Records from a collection
-- start --

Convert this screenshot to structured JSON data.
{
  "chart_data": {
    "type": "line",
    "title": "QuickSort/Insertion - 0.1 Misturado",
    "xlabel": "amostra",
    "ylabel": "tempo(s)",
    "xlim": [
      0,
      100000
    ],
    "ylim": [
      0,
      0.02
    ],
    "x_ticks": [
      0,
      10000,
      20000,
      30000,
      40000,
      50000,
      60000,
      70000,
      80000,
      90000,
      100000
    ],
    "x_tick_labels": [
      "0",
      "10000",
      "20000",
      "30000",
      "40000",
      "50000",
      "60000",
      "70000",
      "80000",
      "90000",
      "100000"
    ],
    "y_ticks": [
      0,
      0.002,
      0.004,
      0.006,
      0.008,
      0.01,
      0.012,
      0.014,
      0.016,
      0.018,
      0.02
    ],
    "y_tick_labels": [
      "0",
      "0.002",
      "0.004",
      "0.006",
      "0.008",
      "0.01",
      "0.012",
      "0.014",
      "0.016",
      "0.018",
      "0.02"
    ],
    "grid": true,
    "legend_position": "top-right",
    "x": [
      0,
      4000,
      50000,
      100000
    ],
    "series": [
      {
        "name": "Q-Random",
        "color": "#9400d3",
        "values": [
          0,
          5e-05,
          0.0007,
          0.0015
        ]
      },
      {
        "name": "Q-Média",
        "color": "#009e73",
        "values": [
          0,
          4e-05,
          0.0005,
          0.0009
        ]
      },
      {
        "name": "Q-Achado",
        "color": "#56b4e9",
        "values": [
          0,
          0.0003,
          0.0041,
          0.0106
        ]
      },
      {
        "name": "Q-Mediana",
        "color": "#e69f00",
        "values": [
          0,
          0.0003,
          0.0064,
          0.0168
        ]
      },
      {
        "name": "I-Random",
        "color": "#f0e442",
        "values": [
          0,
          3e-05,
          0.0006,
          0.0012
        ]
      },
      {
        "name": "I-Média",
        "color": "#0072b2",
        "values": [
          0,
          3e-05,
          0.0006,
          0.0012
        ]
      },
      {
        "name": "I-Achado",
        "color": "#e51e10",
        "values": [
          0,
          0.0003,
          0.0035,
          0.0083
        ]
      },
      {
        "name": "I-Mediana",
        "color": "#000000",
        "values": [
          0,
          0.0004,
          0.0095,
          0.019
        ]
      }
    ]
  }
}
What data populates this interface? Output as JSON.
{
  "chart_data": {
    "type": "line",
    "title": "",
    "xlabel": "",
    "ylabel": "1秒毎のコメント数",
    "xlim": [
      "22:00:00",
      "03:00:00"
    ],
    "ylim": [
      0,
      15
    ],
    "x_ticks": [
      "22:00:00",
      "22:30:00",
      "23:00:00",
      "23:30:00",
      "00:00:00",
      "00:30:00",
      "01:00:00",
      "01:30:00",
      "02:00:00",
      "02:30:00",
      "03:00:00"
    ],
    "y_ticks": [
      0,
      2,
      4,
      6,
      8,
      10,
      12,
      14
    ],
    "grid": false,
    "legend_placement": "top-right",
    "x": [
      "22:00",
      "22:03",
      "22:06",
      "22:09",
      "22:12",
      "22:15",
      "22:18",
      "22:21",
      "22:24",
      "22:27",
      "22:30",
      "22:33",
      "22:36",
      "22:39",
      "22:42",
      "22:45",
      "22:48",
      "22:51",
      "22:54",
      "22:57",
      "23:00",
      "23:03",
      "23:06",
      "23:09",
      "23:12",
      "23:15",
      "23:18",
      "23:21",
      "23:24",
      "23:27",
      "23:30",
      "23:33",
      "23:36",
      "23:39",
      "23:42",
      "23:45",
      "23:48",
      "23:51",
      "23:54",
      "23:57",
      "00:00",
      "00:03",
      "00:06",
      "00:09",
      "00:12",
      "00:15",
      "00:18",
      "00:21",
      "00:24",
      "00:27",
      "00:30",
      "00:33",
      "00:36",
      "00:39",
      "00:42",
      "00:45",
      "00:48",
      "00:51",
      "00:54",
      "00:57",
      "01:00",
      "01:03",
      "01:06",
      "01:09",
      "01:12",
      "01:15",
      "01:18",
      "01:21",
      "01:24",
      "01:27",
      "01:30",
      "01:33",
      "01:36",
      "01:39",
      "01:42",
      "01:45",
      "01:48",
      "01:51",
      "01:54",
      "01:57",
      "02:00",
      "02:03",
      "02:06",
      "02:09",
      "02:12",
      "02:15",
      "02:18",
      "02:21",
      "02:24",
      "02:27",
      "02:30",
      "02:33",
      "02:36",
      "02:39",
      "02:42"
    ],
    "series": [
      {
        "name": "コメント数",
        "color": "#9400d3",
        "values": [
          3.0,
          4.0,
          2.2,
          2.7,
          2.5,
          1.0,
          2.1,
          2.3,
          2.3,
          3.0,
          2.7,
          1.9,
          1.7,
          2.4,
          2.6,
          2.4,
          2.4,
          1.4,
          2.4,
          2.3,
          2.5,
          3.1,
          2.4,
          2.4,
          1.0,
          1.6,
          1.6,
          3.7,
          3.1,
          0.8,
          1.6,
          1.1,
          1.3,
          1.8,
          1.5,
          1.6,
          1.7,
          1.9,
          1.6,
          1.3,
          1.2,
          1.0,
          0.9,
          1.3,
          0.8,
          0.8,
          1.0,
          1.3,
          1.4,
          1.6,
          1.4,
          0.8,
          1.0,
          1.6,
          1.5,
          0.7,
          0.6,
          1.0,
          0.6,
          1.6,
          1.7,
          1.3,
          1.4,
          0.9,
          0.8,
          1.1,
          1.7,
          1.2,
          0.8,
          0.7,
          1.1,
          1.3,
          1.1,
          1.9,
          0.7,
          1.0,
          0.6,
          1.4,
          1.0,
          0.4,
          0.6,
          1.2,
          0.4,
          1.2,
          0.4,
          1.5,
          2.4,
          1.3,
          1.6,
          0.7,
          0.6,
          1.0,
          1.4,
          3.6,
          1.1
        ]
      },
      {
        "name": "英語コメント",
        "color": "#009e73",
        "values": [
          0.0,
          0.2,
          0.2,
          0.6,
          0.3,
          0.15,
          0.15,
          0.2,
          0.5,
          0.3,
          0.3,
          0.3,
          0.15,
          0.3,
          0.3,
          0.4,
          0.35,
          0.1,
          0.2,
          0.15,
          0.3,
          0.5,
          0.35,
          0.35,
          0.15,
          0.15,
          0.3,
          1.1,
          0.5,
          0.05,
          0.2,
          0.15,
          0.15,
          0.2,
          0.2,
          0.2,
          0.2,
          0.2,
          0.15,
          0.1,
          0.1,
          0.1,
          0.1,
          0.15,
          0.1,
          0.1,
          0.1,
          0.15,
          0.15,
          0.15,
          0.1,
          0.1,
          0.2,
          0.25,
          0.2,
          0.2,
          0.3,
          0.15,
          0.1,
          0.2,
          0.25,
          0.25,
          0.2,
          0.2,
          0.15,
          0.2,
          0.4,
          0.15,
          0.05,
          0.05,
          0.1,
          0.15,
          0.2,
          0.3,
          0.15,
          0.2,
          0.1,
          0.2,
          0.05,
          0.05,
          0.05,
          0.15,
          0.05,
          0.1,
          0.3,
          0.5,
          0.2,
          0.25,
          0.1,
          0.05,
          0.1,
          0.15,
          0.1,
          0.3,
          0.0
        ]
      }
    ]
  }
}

-- end --

- WRITTEN EXERCISE
Write out the complete set of records exactly as given.

- EXERCISE SOLUTION
Convert this screenshot to structured JSON data.
{
  "chart_data": {
    "type": "line",
    "title": "QuickSort/Insertion - 0.1 Misturado",
    "xlabel": "amostra",
    "ylabel": "tempo(s)",
    "xlim": [
      0,
      100000
    ],
    "ylim": [
      0,
      0.02
    ],
    "x_ticks": [
      0,
      10000,
      20000,
      30000,
      40000,
      50000,
      60000,
      70000,
      80000,
      90000,
      100000
    ],
    "x_tick_labels": [
      "0",
      "10000",
      "20000",
      "30000",
      "40000",
      "50000",
      "60000",
      "70000",
      "80000",
      "90000",
      "100000"
    ],
    "y_ticks": [
      0,
      0.002,
      0.004,
      0.006,
      0.008,
      0.01,
      0.012,
      0.014,
      0.016,
      0.018,
      0.02
    ],
    "y_tick_labels": [
      "0",
      "0.002",
      "0.004",
      "0.006",
      "0.008",
      "0.01",
      "0.012",
      "0.014",
      "0.016",
      "0.018",
      "0.02"
    ],
    "grid": true,
    "legend_position": "top-right",
    "x": [
      0,
      4000,
      50000,
      100000
    ],
    "series": [
      {
        "name": "Q-Random",
        "color": "#9400d3",
        "values": [
          0,
          5e-05,
          0.0007,
          0.0015
        ]
      },
      {
        "name": "Q-Média",
        "color": "#009e73",
        "values": [
          0,
          4e-05,
          0.0005,
          0.0009
        ]
      },
      {
        "name": "Q-Achado",
        "color": "#56b4e9",
        "values": [
          0,
          0.0003,
          0.0041,
          0.0106
        ]
      },
      {
        "name": "Q-Mediana",
        "color": "#e69f00",
        "values": [
          0,
          0.0003,
          0.0064,
          0.0168
        ]
      },
      {
        "name": "I-Random",
        "color": "#f0e442",
        "values": [
          0,
          3e-05,
          0.0006,
          0.0012
        ]
      },
      {
        "name": "I-Média",
        "color": "#0072b2",
        "values": [
          0,
          3e-05,
          0.0006,
          0.0012
        ]
      },
      {
        "name": "I-Achado",
        "color": "#e51e10",
        "values": [
          0,
          0.0003,
          0.0035,
          0.0083
        ]
      },
      {
        "name": "I-Mediana",
        "color": "#000000",
        "values": [
          0,
          0.0004,
          0.0095,
          0.019
        ]
      }
    ]
  }
}
What data populates this interface? Output as JSON.
{
  "chart_data": {
    "type": "line",
    "title": "",
    "xlabel": "",
    "ylabel": "1秒毎のコメント数",
    "xlim": [
      "22:00:00",
      "03:00:00"
    ],
    "ylim": [
      0,
      15
    ],
    "x_ticks": [
      "22:00:00",
      "22:30:00",
      "23:00:00",
      "23:30:00",
      "00:00:00",
      "00:30:00",
      "01:00:00",
      "01:30:00",
      "02:00:00",
      "02:30:00",
      "03:00:00"
    ],
    "y_ticks": [
      0,
      2,
      4,
      6,
      8,
      10,
      12,
      14
    ],
    "grid": false,
    "legend_placement": "top-right",
    "x": [
      "22:00",
      "22:03",
      "22:06",
      "22:09",
      "22:12",
      "22:15",
      "22:18",
      "22:21",
      "22:24",
      "22:27",
      "22:30",
      "22:33",
      "22:36",
      "22:39",
      "22:42",
      "22:45",
      "22:48",
      "22:51",
      "22:54",
      "22:57",
      "23:00",
      "23:03",
      "23:06",
      "23:09",
      "23:12",
      "23:15",
      "23:18",
      "23:21",
      "23:24",
      "23:27",
      "23:30",
      "23:33",
      "23:36",
      "23:39",
      "23:42",
      "23:45",
      "23:48",
      "23:51",
      "23:54",
      "23:57",
      "00:00",
      "00:03",
      "00:06",
      "00:09",
      "00:12",
      "00:15",
      "00:18",
      "00:21",
      "00:24",
      "00:27",
      "00:30",
      "00:33",
      "00:36",
      "00:39",
      "00:42",
      "00:45",
      "00:48",
      "00:51",
      "00:54",
      "00:57",
      "01:00",
      "01:03",
      "01:06",
      "01:09",
      "01:12",
      "01:15",
      "01:18",
      "01:21",
      "01:24",
      "01:27",
      "01:30",
      "01:33",
      "01:36",
      "01:39",
      "01:42",
      "01:45",
      "01:48",
      "01:51",
      "01:54",
      "01:57",
      "02:00",
      "02:03",
      "02:06",
      "02:09",
      "02:12",
      "02:15",
      "02:18",
      "02:21",
      "02:24",
      "02:27",
      "02:30",
      "02:33",
      "02:36",
      "02:39",
      "02:42"
    ],
    "series": [
      {
        "name": "コメント数",
        "color": "#9400d3",
        "values": [
          3.0,
          4.0,
          2.2,
          2.7,
          2.5,
          1.0,
          2.1,
          2.3,
          2.3,
          3.0,
          2.7,
          1.9,
          1.7,
          2.4,
          2.6,
          2.4,
          2.4,
          1.4,
          2.4,
          2.3,
          2.5,
          3.1,
          2.4,
          2.4,
          1.0,
          1.6,
          1.6,
          3.7,
          3.1,
          0.8,
          1.6,
          1.1,
          1.3,
          1.8,
          1.5,
          1.6,
          1.7,
          1.9,
          1.6,
          1.3,
          1.2,
          1.0,
          0.9,
          1.3,
          0.8,
          0.8,
          1.0,
          1.3,
          1.4,
          1.6,
          1.4,
          0.8,
          1.0,
          1.6,
          1.5,
          0.7,
          0.6,
          1.0,
          0.6,
          1.6,
          1.7,
          1.3,
          1.4,
          0.9,
          0.8,
          1.1,
          1.7,
          1.2,
          0.8,
          0.7,
          1.1,
          1.3,
          1.1,
          1.9,
          0.7,
          1.0,
          0.6,
          1.4,
          1.0,
          0.4,
          0.6,
          1.2,
          0.4,
          1.2,
          0.4,
          1.5,
          2.4,
          1.3,
          1.6,
          0.7,
          0.6,
          1.0,
          1.4,
          3.6,
          1.1
        ]
      },
      {
        "name": "英語コメント",
        "color": "#009e73",
        "values": [
          0.0,
          0.2,
          0.2,
          0.6,
          0.3,
          0.15,
          0.15,
          0.2,
          0.5,
          0.3,
          0.3,
          0.3,
          0.15,
          0.3,
          0.3,
          0.4,
          0.35,
          0.1,
          0.2,
          0.15,
          0.3,
          0.5,
          0.35,
          0.35,
          0.15,
          0.15,
          0.3,
          1.1,
          0.5,
          0.05,
          0.2,
          0.15,
          0.15,
          0.2,
          0.2,
          0.2,
          0.2,
          0.2,
          0.15,
          0.1,
          0.1,
          0.1,
          0.1,
          0.15,
          0.1,
          0.1,
          0.1,
          0.15,
          0.15,
          0.15,
          0.1,
          0.1,
          0.2,
          0.25,
          0.2,
          0.2,
          0.3,
          0.15,
          0.1,
          0.2,
          0.25,
          0.25,
          0.2,
          0.2,
          0.15,
          0.2,
          0.4,
          0.15,
          0.05,
          0.05,
          0.1,
          0.15,
          0.2,
          0.3,
          0.15,
          0.2,
          0.1,
          0.2,
          0.05,
          0.05,
          0.05,
          0.15,
          0.05,
          0.1,
          0.3,
          0.5,
          0.2,
          0.25,
          0.1,
          0.05,
          0.1,
          0.15,
          0.1,
          0.3,
          0.0
        ]
      }
    ]
  }
}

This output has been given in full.